Consignes:
(1) Recopiez à l'identique, dans les commentaires sur le cinéma de Noé, tout ce qui va de « Buddy Revel » jusqu'à « immature et facile. ».
(2) Quels titres de films de Noé sont cités dans les commentaires sur son cinéma ? Donnez-les tous.
(3) Reprenez les commentaires sur le cinéma de Noé là où ils s'arrêtent.

---- Texte source

Love reste le plus beau film d'amour jamais tourné.
Ce mec est un génie et comme d'hab en France il sera reconnu a sa juste valeur après sa mort

Simon Riaux
14/05/2018 à 17:35

Ce que je trouve étrange, c'est que vous causez de Noé bien plus que de ses films.
Films dont vous fantasmez la réception. Love et Enter The Void ont été pulvérisés par beaucoup de critiques...

Bref on en recause quand vous aurez vu climax ?

corleone
14/05/2018 à 15:03

Où comment essayer de se racheter après la salve de crachats gratuits sur le maestro Godard. Honte à toi Simon Riaux!

Buddy Revel
14/05/2018 à 13:55

à DIRTY HARRY

Le problème est peut-être qu'on ne sent jamais Noé vraiment sincère. Selon moi il raconte des histoires auxquelles il ne croit pas vraiment. Ses films ne me paraissent jamais personnels juste des exercices de styles faits pour provoquer. Se dégage une impression de discours non-honnête. Comme dans un film de commande. L'une des choses qui se dégagent le plus d'un film c'est s'il est sincère ou non. Luc Besson écrit des histoires affreusement niaises mais au moins on sent qu'il y croit. Chez Noé, je n'ai jamais senti de sincérité. Juste une envie de faire des effets techniques et de la provoc' immature et facile.

Monk
14/05/2018 à 13:32

@Dirty Harry

Que G.Noé soit un technicien brillant et exigeant, c'est sûr. Qu'il soit un bon réalisateur ? Pas pour moi. Sans doute parce que ses films sont mal, peu, voire pas du tout écrits (Climax a été tourné sans scénario de l'aveu de G.Noé). Ils ne sont pas vraiment maitrisés non plus : la technique n'est en fait pas vraiment au service de ses films, elle EST ses films. Mais c'est comme une cinématique de jeu vidéo qui en jette mais qui ouvre un jeu sans intérêt. Enfin, outre l'extrême naïveté du propos et la transgressivité de supérette, je ne me suis jamais senti "transporté" par un de ses films. Il peut tout arriver aux personnages, je m'en cague. Il n'y aucune implication émotionnelle.

Finalement, les films de G.Noé ne sont stimulants ni intellectuellement, ni émotionnellement. Reste des prouesses techniques qui impressionnent plus qu'elles n'enchantent. On se demande comment c'est fait techniquement mais on n'admire pas vraiment. Ça en jette mais est-ce que c'est beau ? Bof.

--------
---- Données fournies

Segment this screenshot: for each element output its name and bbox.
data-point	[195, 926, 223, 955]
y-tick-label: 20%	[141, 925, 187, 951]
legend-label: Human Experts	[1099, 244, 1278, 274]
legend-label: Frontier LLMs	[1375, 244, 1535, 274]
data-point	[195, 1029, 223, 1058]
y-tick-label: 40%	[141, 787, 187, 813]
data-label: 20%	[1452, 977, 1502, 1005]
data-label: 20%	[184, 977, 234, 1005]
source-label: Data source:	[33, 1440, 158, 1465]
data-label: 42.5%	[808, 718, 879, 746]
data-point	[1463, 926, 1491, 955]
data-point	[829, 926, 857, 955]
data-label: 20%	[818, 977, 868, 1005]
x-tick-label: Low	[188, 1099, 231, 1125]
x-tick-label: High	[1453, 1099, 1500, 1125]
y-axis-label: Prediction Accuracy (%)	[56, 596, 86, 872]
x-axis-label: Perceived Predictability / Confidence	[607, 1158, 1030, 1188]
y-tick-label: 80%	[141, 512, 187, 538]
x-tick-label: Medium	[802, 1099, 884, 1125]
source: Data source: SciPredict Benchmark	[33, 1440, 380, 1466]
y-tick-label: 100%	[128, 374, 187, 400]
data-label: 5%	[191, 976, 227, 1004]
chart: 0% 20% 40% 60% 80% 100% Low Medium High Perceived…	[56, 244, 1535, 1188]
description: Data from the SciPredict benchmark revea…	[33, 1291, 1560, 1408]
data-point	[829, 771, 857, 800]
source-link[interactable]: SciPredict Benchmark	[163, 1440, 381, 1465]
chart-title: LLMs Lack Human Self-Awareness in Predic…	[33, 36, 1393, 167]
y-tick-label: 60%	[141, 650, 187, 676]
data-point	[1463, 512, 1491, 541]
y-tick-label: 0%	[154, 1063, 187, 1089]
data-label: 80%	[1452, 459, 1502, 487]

--------
---- Données fournies

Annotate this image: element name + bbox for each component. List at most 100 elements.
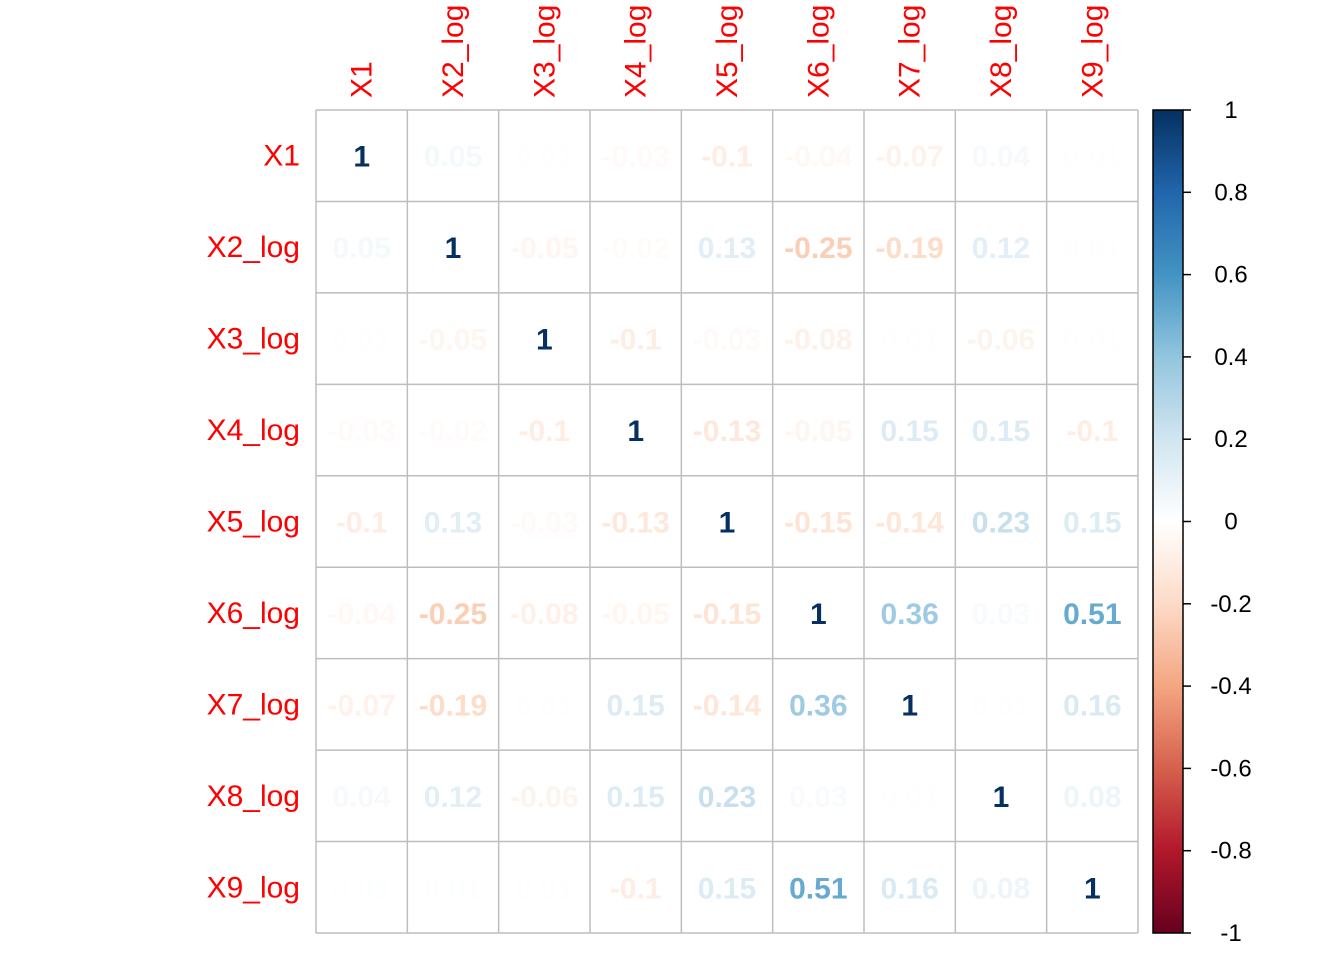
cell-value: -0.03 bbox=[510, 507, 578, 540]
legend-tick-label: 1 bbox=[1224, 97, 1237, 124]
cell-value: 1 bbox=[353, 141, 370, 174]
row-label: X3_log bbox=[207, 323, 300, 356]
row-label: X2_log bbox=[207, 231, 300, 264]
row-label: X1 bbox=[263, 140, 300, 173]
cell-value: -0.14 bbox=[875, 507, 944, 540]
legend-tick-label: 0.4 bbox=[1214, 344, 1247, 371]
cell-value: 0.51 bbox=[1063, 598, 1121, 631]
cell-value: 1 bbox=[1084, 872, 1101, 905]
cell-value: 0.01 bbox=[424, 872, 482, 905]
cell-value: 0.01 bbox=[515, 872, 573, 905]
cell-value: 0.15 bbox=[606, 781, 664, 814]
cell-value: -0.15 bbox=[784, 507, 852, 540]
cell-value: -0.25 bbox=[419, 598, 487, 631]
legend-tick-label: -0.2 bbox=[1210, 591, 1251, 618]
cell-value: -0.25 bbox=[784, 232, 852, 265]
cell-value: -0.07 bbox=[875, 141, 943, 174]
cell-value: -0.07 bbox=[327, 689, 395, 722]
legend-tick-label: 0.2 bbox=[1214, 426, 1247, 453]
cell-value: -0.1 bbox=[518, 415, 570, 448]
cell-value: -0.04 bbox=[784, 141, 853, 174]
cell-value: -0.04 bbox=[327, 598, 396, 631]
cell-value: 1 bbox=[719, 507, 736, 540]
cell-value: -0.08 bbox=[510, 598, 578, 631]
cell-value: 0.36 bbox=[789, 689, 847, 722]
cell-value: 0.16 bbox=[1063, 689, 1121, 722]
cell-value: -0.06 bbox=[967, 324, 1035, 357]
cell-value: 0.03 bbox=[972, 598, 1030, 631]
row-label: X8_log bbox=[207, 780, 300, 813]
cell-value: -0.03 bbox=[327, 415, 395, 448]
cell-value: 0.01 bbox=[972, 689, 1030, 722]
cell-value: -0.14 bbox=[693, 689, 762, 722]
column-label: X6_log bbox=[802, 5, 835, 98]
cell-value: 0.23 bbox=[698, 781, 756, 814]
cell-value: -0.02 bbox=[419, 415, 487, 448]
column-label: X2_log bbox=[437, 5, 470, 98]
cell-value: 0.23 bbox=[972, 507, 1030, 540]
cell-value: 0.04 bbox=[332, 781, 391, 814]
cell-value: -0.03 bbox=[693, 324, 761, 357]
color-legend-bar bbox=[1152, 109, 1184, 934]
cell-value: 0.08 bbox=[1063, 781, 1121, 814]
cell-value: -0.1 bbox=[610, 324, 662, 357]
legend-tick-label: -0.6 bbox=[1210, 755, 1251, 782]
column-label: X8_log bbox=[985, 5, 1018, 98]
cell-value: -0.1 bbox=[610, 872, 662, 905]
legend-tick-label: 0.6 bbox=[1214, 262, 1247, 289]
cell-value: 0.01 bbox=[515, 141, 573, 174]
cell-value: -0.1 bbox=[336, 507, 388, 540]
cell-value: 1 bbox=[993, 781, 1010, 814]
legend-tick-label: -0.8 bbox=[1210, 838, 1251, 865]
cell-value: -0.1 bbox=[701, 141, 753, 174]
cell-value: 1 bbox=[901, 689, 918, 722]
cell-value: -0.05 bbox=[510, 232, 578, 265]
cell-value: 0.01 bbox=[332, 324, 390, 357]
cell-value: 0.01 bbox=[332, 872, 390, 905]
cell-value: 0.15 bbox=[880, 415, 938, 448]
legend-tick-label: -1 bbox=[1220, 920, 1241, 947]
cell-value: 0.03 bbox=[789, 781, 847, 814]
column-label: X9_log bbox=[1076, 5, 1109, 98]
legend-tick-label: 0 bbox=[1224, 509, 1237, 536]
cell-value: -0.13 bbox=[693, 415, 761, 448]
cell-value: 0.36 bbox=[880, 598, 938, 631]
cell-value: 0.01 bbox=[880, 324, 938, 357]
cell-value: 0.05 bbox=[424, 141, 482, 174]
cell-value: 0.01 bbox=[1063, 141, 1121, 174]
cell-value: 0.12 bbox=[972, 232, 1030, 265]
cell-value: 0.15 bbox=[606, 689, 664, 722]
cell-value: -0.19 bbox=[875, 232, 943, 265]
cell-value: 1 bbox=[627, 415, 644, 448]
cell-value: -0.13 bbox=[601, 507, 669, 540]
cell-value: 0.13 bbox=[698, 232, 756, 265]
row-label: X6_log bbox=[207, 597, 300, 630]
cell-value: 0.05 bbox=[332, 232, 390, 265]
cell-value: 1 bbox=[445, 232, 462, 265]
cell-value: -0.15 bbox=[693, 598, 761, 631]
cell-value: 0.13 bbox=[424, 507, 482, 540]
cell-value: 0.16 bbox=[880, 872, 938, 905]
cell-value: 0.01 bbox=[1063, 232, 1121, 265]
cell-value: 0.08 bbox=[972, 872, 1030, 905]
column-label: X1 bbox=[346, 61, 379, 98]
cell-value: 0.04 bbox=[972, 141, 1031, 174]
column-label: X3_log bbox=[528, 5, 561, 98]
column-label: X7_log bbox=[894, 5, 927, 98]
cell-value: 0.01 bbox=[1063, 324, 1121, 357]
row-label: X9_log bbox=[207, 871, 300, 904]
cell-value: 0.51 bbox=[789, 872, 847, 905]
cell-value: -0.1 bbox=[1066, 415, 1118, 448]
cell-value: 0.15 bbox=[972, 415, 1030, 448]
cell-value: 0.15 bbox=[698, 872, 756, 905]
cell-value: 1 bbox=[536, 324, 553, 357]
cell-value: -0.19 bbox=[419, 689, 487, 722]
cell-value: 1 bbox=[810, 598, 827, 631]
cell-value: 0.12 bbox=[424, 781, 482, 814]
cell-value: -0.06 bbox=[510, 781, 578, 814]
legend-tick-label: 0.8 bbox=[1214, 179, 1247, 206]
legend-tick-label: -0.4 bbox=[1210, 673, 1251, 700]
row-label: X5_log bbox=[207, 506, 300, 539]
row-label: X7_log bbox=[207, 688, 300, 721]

--------

Réponses:
(1)
Buddy Revel
14/05/2018 à 13:55

à DIRTY HARRY

Le problème est peut-être qu'on ne sent jamais Noé vraiment sincère. Selon moi il raconte des histoires auxquelles il ne croit pas vraiment. Ses films ne me paraissent jamais personnels juste des exercices de styles faits pour provoquer. Se dégage une impression de discours non-honnête. Comme dans un film de commande. L'une des choses qui se dégagent le plus d'un film c'est s'il est sincère ou non. Luc Besson écrit des histoires affreusement niaises mais au moins on sent qu'il y croit. Chez Noé, je n'ai jamais senti de sincérité. Juste une envie de faire des effets techniques et de la provoc' immature et facile.

(2) Love, Enter The Void, Climax

(3)
Dirty Harry
14/05/2018 à 12:32

@ Monk, Constantine et Buddy Revel : vous avez en partie raison sur le sort de Noe qui n'est bien conscient de transgresser que ce que nos elites adorent voir transgresser, pour les autres cela fait queue de comète des tabous du XIXe siècle - sexe drogue et regression civilisatrice - en plus d'avoir une écriture de personnages assez faible et un regard sur la vie assez immature (je vous accorde tout cela, ça saute aux yeux). Néanmoins je lui sauve tout de meme quelque chose de rare, c'est de faire de la vraie mise en scène, des mouvements opératiques de camera aux idées de montage et de lumière, il est étonnant que ce réalisateur ait une si grande maturité filmique (un peu comme un peintre, métier de son père d'ailleurs), tout en restant mentalement un adolescent plutôt attardé. Mais bon je suivrais son nouvel opus malgré la "hype" artificielle autour de son travail, rien que pour les processus filmiques.

TheMan
14/05/2018 à 09:42

J'adore les gens qui crachent sur Noé, c'est pas juste un mauvais réal pour eux, c'est un combat, ils jouent leurs vies.

Monk
14/05/2018 à 09:29

Certains disent que les films de Téchiné ou Agnès Jaoui sont pour les bobos parisiens mais c'est faux.

Le vrai archétype du cinéma de bobos c'est celui de G.Noé : calibré pour les rebelles en toc fringués by The Kooples qui prennent de la Manzana au bord du Canal St Martin en disant à quel point ils trouvent que les films de G.Noé sont "un choc qui secoue le cinéma français, tu vois".

the défenders
14/05/2018 à 08:53

excellente Analyse de Constantine et Buddy Revel du vrai cinéma de merde je confirme !!!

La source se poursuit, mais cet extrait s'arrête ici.